Web analytics provide unique opportunities for archivists developing and maintaining freely available digital archives and repositories. These online, open-access collections differ from traditional proprietary resources that are limited to a specific library user community. As Loftus discusses, the use of page views as an indicator of success is problematic for traditional library institutions as their potential user base is more limited [2]. Freely available digital repositories, however, seek to connect all potentially-interested web searchers with relevant archival assets. As a result of this critical difference in target audience, managers of library websites providing access to proprietary resources to a defined community and managers of freely available digital archives and repositories will likely approach the interpretation of web use data with different aims. Given the large potential audience and the high research impact ceiling for these freely available repositories, archivists have significant, unique opportunities to use web analytics to facilitate the use of and maximize the research value of their digital collections by driving traffic to their content.
This article will provide four practical examples of applied data analysis that uses Google Analytics, a freely available web analytics tool. These examples, pertaining specifically to freely accessible online archives and repositories, will describe several of the many ways that archivists can expand use and discovery of digital archival assets by web users. How can the effectiveness of digital outreach initiatives be evaluated and optimized? How can archivists uncover new digital outreach opportunities? How can the effectiveness of descriptive metadata in facilitating asset discovery be improved? How can digital archivists make more informed selection decisions in digital collection building? Each of these four topics will be addressed through the definition of relevant Google Analytics metrics, an explanation of methods for extracting and analyzing data gathered using the Google Analytics interface, and proposed strategies to use this data analysis to increase the use and visibility of a digital archival repository’s materials. Each suggested strategy will be supported with brief examples from the author’s analysis of web use data for the Ball State University Digital Media Repository (DMR), a freely available CONTENTdm-based digital archives developed by the Ball State University Libraries [3].
About Google Analytics
Released in 2006, Google Analytics is a freely available, user-friendly web analytics solution developed by Google that provides users with highly interactive, flexible, and detailed web analytics reporting [4]. Through Google Analytics’ main web-based interface, the user seeking to gather and analyze data builds a query based on specific metrics, defined as “individual measurements of visitor activity on your site,” and dimensions, which “break down metrics across some common criteria, such as country or browser. [5]” Google provides users with a wealth of robust yet accessible supporting documentation, including a detailed reference page outlining various metrics and dimensions that are available through the Google Analytics interface, demystifying web analytics language for beginning users [6]. The Google Analytics installation and set-up process is thoroughly and clearly described in Google’s supporting documentation for the Analytics service [7]. The creation of a Google Analytics account provides the would-be Analytics user with a tracking code snippet to be placed in the web page or web page template’s HTML document.

**Task details:**
Answer these questions from the text on web analytics for digital archives:
1. In what year was Google Analytics released?
2. How many practical examples of data analysis does the article say it will provide?
3. Whose web use data supports each suggested strategy?
The entries that follow have no connection to the text on web analytics for digital archives.

**Extracted data:**
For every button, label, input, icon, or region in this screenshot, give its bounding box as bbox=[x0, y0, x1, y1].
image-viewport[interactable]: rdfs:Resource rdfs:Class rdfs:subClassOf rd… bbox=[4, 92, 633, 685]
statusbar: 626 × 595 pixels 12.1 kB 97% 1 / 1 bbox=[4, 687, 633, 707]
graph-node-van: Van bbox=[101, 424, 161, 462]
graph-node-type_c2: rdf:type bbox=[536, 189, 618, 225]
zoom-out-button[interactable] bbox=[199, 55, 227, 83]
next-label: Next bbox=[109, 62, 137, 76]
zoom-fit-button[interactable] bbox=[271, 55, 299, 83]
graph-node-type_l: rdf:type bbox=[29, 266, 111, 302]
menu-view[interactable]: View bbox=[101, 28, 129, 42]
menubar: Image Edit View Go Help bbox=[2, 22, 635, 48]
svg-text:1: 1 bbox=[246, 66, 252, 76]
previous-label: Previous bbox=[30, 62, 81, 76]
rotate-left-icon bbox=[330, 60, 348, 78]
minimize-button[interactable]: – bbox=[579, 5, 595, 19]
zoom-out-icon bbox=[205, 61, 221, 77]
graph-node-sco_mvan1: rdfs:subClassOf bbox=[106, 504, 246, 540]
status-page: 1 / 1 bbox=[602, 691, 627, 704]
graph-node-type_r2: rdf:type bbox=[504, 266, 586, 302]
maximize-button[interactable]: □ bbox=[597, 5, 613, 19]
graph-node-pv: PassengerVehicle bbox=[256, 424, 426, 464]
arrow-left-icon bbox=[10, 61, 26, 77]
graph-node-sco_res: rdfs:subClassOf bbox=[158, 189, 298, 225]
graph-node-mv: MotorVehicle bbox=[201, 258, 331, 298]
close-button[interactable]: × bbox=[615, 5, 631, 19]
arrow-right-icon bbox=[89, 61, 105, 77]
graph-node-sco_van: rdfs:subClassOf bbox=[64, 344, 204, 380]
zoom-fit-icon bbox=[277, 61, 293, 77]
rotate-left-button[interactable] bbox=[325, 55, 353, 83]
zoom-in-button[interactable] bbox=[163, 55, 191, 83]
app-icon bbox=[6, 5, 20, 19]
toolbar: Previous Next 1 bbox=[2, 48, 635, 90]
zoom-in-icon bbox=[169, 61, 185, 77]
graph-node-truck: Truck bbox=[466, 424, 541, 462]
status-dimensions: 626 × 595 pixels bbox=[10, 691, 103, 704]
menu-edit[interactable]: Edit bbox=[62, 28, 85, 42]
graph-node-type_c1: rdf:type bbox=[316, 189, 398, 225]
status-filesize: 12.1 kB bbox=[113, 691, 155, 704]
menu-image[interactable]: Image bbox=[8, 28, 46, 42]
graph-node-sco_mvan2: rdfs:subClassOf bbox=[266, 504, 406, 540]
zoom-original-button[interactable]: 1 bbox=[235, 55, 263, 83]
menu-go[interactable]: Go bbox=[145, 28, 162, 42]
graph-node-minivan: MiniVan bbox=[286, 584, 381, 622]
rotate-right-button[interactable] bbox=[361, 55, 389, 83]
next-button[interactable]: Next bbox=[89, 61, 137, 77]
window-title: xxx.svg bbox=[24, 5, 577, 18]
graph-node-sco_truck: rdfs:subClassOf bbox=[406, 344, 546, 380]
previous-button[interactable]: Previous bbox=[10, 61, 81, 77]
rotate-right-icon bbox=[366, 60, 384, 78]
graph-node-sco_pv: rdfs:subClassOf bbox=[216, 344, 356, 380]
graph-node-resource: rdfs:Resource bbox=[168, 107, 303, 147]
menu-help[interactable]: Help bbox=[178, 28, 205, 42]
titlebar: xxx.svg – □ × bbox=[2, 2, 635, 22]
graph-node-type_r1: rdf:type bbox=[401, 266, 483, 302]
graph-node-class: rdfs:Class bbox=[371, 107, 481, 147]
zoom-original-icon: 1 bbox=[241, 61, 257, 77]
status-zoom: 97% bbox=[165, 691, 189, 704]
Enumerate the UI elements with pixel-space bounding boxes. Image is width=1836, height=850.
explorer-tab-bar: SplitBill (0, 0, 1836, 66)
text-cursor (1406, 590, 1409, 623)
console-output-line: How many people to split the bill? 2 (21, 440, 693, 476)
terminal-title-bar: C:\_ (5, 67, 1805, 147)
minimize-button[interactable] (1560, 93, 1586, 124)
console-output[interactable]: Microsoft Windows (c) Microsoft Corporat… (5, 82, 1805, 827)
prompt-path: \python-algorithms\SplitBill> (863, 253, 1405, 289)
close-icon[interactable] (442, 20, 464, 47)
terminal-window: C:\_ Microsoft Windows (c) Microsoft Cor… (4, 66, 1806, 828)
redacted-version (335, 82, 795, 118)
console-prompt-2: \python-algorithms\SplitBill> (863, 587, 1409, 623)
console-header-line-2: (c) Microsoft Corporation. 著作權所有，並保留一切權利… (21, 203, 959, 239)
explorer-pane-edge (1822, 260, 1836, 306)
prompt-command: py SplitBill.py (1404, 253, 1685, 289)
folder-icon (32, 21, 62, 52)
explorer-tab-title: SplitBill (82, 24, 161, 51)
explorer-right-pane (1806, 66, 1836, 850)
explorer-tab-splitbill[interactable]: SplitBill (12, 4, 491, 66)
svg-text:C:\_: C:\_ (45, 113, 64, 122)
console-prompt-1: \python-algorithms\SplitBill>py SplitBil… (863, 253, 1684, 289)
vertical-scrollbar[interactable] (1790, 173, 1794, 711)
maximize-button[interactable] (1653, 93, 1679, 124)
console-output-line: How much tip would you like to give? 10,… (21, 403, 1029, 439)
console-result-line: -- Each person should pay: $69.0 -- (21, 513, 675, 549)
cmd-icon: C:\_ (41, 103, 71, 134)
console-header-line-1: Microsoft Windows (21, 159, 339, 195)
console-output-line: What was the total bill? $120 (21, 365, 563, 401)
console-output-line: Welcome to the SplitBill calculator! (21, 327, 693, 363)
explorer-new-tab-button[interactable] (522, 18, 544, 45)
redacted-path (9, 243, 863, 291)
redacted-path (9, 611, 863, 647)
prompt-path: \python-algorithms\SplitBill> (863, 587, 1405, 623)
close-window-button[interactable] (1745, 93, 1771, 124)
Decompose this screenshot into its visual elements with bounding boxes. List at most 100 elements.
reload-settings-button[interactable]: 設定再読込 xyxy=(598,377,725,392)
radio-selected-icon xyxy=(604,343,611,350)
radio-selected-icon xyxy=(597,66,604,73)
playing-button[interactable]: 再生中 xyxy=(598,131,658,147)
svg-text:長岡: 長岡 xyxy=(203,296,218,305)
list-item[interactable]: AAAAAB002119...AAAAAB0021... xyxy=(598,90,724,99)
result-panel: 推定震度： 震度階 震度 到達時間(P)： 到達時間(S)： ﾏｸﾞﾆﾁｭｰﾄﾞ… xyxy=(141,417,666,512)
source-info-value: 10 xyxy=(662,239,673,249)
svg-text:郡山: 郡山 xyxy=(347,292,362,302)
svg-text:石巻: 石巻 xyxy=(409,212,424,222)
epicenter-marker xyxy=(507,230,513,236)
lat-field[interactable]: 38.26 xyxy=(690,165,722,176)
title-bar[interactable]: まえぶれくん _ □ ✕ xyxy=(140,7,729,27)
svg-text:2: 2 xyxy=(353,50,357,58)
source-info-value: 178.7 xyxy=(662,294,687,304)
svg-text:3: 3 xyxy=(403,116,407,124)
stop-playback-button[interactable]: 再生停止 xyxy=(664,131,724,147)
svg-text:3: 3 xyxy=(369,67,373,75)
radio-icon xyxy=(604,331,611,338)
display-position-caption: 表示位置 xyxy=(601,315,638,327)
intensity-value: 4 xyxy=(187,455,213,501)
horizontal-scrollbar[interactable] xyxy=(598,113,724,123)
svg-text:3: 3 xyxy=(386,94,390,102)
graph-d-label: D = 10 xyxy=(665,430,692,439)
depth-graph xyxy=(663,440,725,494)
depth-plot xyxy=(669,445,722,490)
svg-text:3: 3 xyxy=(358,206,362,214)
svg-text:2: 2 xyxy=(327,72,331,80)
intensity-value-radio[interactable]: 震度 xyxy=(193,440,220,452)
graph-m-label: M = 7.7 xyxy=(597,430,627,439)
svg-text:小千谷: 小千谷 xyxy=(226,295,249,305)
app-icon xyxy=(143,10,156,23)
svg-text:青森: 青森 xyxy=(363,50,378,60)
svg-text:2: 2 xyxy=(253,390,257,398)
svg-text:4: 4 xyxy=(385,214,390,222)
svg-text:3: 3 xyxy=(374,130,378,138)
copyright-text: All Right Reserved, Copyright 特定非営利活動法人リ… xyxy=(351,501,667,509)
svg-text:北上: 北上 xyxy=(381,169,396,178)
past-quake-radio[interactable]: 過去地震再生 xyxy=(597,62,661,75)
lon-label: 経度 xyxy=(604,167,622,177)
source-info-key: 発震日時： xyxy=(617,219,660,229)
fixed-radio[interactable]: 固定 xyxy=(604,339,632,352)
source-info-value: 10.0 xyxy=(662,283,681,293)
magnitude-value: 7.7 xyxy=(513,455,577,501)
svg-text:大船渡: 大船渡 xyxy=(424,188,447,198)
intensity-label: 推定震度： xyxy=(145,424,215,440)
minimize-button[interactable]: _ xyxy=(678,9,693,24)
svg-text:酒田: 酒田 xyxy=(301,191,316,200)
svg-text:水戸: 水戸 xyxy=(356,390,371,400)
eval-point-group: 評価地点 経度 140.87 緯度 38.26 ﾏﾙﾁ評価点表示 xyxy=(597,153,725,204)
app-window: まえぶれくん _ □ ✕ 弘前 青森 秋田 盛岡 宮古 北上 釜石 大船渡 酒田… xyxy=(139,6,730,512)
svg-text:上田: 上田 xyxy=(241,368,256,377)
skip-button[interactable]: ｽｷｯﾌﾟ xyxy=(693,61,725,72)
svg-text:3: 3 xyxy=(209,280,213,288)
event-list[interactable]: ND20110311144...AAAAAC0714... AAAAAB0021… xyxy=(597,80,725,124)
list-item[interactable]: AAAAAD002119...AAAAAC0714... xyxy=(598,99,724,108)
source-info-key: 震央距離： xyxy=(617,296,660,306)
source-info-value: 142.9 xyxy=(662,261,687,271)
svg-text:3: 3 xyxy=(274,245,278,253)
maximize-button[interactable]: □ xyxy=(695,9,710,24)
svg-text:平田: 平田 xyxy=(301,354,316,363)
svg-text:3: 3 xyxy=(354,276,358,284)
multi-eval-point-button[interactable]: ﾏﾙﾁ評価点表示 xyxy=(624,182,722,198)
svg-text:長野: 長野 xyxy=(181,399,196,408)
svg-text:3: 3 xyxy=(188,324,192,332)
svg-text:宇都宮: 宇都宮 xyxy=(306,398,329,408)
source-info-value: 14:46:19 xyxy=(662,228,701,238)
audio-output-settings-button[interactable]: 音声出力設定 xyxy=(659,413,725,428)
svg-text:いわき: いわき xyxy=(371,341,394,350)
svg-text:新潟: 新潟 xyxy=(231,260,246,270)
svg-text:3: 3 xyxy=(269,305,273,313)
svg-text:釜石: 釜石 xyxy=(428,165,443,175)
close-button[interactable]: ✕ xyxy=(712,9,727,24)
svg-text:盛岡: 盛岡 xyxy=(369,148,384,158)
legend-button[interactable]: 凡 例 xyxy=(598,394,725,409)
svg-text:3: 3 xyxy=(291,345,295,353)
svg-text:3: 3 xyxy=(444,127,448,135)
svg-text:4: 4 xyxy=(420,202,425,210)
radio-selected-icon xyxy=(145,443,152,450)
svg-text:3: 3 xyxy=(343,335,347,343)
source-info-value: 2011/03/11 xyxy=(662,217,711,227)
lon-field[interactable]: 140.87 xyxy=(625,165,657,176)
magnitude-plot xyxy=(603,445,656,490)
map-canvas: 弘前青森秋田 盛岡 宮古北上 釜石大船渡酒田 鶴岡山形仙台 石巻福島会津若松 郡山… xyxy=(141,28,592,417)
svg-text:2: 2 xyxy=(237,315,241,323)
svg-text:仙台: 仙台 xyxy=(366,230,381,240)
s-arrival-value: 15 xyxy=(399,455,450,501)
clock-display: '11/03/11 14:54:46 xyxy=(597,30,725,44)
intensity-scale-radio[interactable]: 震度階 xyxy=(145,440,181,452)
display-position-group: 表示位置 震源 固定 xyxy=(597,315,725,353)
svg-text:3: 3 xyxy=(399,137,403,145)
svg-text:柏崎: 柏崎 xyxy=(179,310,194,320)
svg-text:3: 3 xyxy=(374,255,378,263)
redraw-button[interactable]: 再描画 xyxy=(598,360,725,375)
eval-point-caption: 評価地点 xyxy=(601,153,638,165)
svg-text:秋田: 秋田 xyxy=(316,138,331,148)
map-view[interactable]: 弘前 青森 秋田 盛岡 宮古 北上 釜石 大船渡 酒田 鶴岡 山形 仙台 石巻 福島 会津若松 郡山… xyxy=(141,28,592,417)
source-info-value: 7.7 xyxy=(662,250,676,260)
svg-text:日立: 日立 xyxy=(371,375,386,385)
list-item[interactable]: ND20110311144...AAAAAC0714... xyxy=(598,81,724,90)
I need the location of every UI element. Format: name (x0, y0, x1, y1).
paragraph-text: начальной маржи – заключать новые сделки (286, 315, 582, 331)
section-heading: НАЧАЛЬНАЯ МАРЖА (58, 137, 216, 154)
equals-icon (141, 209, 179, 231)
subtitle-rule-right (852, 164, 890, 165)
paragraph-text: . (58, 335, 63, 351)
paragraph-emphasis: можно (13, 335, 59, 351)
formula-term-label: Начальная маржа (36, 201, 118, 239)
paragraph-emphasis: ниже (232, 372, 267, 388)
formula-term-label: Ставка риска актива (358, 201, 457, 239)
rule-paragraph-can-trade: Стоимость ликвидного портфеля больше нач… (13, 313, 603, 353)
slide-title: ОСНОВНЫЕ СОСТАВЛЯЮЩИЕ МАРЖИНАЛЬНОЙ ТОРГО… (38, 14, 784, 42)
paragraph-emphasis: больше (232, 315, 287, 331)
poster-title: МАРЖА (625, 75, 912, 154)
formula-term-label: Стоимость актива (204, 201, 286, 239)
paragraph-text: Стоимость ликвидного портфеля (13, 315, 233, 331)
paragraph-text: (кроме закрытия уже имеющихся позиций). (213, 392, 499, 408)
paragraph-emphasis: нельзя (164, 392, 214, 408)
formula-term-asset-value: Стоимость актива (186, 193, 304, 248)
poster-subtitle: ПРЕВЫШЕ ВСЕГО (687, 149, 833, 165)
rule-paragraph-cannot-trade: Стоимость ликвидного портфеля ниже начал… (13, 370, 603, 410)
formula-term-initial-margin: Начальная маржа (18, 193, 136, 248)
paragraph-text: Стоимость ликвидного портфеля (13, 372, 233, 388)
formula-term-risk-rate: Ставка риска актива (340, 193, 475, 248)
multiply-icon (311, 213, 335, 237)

**Written solution:**
1. 2006
2. Four
3. The Ball State University Digital Media Repository (DMR)